#### [THE EXERCISE]
Which lines have the string "color"? Copy all of them from the entries below.

#### [RECORDS FOR THIS TASK]

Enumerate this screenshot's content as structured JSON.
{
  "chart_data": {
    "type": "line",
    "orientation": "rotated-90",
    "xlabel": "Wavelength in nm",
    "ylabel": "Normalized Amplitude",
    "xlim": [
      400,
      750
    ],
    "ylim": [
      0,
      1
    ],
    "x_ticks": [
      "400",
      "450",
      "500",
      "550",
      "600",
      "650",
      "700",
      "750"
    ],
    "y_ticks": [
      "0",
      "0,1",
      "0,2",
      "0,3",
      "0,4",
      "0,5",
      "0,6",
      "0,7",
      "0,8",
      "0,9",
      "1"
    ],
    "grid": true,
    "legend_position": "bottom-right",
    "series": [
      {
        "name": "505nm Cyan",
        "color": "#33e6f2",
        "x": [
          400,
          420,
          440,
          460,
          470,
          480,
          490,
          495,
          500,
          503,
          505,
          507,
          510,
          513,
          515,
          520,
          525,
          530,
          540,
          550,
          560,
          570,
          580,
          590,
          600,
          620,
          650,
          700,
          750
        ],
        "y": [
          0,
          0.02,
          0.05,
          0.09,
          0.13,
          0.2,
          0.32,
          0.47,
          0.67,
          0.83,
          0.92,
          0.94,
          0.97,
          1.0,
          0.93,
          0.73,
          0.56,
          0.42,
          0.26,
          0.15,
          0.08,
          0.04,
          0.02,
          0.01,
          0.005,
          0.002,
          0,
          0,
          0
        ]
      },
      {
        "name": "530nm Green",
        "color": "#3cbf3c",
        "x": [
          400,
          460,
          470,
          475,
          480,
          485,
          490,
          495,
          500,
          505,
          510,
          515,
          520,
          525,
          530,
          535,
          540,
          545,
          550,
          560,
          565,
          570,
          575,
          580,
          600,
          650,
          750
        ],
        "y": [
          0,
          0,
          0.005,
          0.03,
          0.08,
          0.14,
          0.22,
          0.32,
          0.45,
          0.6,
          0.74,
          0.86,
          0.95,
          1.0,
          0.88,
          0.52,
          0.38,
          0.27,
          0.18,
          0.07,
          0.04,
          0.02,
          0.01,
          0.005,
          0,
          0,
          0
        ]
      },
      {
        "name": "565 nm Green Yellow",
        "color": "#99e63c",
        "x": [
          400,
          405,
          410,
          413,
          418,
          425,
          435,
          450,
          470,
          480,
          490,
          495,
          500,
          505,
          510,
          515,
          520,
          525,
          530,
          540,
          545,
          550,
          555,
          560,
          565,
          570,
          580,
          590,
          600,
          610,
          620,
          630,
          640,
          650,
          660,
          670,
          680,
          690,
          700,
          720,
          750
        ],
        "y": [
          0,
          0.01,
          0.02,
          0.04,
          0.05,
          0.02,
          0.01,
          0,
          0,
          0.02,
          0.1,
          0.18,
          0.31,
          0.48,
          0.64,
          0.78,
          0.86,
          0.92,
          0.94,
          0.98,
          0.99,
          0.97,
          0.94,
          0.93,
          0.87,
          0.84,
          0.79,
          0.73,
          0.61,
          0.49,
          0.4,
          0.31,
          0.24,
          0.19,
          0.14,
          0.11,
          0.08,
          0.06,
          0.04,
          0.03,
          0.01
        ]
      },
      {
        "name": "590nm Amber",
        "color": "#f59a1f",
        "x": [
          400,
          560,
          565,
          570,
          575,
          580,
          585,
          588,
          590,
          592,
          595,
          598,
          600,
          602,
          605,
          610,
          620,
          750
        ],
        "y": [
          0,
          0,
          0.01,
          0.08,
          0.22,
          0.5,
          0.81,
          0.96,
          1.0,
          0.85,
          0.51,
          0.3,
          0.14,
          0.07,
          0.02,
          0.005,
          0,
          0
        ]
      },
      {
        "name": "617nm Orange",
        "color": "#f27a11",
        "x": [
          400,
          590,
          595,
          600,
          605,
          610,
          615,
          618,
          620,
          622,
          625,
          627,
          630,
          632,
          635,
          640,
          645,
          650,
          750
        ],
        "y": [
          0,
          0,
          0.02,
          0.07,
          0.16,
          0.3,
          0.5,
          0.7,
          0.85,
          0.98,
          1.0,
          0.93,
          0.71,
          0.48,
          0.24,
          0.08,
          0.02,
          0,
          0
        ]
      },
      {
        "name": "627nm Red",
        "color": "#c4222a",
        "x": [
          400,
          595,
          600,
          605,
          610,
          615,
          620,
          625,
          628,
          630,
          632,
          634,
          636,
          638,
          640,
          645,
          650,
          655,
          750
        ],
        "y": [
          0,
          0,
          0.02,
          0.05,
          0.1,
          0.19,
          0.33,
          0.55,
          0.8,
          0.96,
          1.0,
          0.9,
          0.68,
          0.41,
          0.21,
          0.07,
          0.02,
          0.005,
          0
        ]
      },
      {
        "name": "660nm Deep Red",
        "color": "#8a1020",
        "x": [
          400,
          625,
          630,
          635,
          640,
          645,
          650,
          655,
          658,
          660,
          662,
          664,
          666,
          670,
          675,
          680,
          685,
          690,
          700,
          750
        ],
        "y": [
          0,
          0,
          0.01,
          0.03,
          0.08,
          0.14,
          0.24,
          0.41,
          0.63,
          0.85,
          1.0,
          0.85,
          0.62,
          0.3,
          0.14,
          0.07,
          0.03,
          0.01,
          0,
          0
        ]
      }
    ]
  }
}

#### [RESPONSE TO THIS EXERCISE]
        "color": "#33e6f2",
        "color": "#3cbf3c",
        "color": "#99e63c",
        "color": "#f59a1f",
        "color": "#f27a11",
        "color": "#c4222a",
        "color": "#8a1020",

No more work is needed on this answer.